» THE TASK
Transcribe each record exactly. Include every one.
---*---
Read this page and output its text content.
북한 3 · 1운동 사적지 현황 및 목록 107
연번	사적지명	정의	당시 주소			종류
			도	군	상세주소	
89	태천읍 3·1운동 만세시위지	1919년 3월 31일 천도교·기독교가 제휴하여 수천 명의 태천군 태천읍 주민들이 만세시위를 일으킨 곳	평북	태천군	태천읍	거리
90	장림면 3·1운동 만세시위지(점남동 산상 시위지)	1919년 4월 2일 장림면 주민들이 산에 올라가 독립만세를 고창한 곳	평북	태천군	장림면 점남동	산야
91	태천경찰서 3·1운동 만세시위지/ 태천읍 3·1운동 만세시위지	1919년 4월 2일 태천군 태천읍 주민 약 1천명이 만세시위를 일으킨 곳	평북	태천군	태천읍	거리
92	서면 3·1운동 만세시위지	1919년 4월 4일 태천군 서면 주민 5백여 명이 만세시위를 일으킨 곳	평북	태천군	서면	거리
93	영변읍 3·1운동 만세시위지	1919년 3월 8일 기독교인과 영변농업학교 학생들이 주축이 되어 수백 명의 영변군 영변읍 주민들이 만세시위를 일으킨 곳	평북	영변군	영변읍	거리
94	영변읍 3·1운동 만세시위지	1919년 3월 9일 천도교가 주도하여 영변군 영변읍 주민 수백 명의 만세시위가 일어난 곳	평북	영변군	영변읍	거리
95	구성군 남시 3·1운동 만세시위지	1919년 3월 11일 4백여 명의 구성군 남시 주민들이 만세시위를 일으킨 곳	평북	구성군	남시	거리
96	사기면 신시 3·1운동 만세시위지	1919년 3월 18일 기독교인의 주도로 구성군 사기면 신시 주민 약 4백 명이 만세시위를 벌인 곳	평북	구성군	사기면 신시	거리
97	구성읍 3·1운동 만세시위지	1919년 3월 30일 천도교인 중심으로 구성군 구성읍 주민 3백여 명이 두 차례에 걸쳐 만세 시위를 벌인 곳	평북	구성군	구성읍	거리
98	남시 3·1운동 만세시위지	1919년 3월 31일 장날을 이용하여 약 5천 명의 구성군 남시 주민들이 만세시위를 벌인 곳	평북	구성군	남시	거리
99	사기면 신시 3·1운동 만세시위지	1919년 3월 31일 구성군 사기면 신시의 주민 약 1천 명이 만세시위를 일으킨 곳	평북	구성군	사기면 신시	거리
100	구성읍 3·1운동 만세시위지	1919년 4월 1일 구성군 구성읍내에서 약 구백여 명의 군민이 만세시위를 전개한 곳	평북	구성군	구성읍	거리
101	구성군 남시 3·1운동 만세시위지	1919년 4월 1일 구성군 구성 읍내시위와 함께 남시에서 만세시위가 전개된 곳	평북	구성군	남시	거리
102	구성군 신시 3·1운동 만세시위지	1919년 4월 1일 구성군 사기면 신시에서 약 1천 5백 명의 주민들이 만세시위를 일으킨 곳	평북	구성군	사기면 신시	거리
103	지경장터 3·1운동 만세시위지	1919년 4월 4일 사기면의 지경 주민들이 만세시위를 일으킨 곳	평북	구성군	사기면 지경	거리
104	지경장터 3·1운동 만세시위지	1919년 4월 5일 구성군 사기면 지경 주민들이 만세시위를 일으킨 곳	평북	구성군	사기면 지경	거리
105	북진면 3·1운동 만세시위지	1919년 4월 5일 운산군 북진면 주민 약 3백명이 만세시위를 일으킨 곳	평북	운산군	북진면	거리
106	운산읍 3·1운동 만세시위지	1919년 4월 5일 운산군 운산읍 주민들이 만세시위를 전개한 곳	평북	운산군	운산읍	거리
---*---
» RESPONSE TO THIS EXERCISE
Read this page and output its text content.
북한 3 · 1운동 사적지 현황 및 목록 107
연번	사적지명	정의	당시 주소			종류
			도	군	상세주소	
89	태천읍 3·1운동 만세시위지	1919년 3월 31일 천도교·기독교가 제휴하여 수천 명의 태천군 태천읍 주민들이 만세시위를 일으킨 곳	평북	태천군	태천읍	거리
90	장림면 3·1운동 만세시위지(점남동 산상 시위지)	1919년 4월 2일 장림면 주민들이 산에 올라가 독립만세를 고창한 곳	평북	태천군	장림면 점남동	산야
91	태천경찰서 3·1운동 만세시위지/ 태천읍 3·1운동 만세시위지	1919년 4월 2일 태천군 태천읍 주민 약 1천명이 만세시위를 일으킨 곳	평북	태천군	태천읍	거리
92	서면 3·1운동 만세시위지	1919년 4월 4일 태천군 서면 주민 5백여 명이 만세시위를 일으킨 곳	평북	태천군	서면	거리
93	영변읍 3·1운동 만세시위지	1919년 3월 8일 기독교인과 영변농업학교 학생들이 주축이 되어 수백 명의 영변군 영변읍 주민들이 만세시위를 일으킨 곳	평북	영변군	영변읍	거리
94	영변읍 3·1운동 만세시위지	1919년 3월 9일 천도교가 주도하여 영변군 영변읍 주민 수백 명의 만세시위가 일어난 곳	평북	영변군	영변읍	거리
95	구성군 남시 3·1운동 만세시위지	1919년 3월 11일 4백여 명의 구성군 남시 주민들이 만세시위를 일으킨 곳	평북	구성군	남시	거리
96	사기면 신시 3·1운동 만세시위지	1919년 3월 18일 기독교인의 주도로 구성군 사기면 신시 주민 약 4백 명이 만세시위를 벌인 곳	평북	구성군	사기면 신시	거리
97	구성읍 3·1운동 만세시위지	1919년 3월 30일 천도교인 중심으로 구성군 구성읍 주민 3백여 명이 두 차례에 걸쳐 만세 시위를 벌인 곳	평북	구성군	구성읍	거리
98	남시 3·1운동 만세시위지	1919년 3월 31일 장날을 이용하여 약 5천 명의 구성군 남시 주민들이 만세시위를 벌인 곳	평북	구성군	남시	거리
99	사기면 신시 3·1운동 만세시위지	1919년 3월 31일 구성군 사기면 신시의 주민 약 1천 명이 만세시위를 일으킨 곳	평북	구성군	사기면 신시	거리
100	구성읍 3·1운동 만세시위지	1919년 4월 1일 구성군 구성읍내에서 약 구백여 명의 군민이 만세시위를 전개한 곳	평북	구성군	구성읍	거리
101	구성군 남시 3·1운동 만세시위지	1919년 4월 1일 구성군 구성 읍내시위와 함께 남시에서 만세시위가 전개된 곳	평북	구성군	남시	거리
102	구성군 신시 3·1운동 만세시위지	1919년 4월 1일 구성군 사기면 신시에서 약 1천 5백 명의 주민들이 만세시위를 일으킨 곳	평북	구성군	사기면 신시	거리
103	지경장터 3·1운동 만세시위지	1919년 4월 4일 사기면의 지경 주민들이 만세시위를 일으킨 곳	평북	구성군	사기면 지경	거리
104	지경장터 3·1운동 만세시위지	1919년 4월 5일 구성군 사기면 지경 주민들이 만세시위를 일으킨 곳	평북	구성군	사기면 지경	거리
105	북진면 3·1운동 만세시위지	1919년 4월 5일 운산군 북진면 주민 약 3백명이 만세시위를 일으킨 곳	평북	운산군	북진면	거리
106	운산읍 3·1운동 만세시위지	1919년 4월 5일 운산군 운산읍 주민들이 만세시위를 전개한 곳	평북	운산군	운산읍	거리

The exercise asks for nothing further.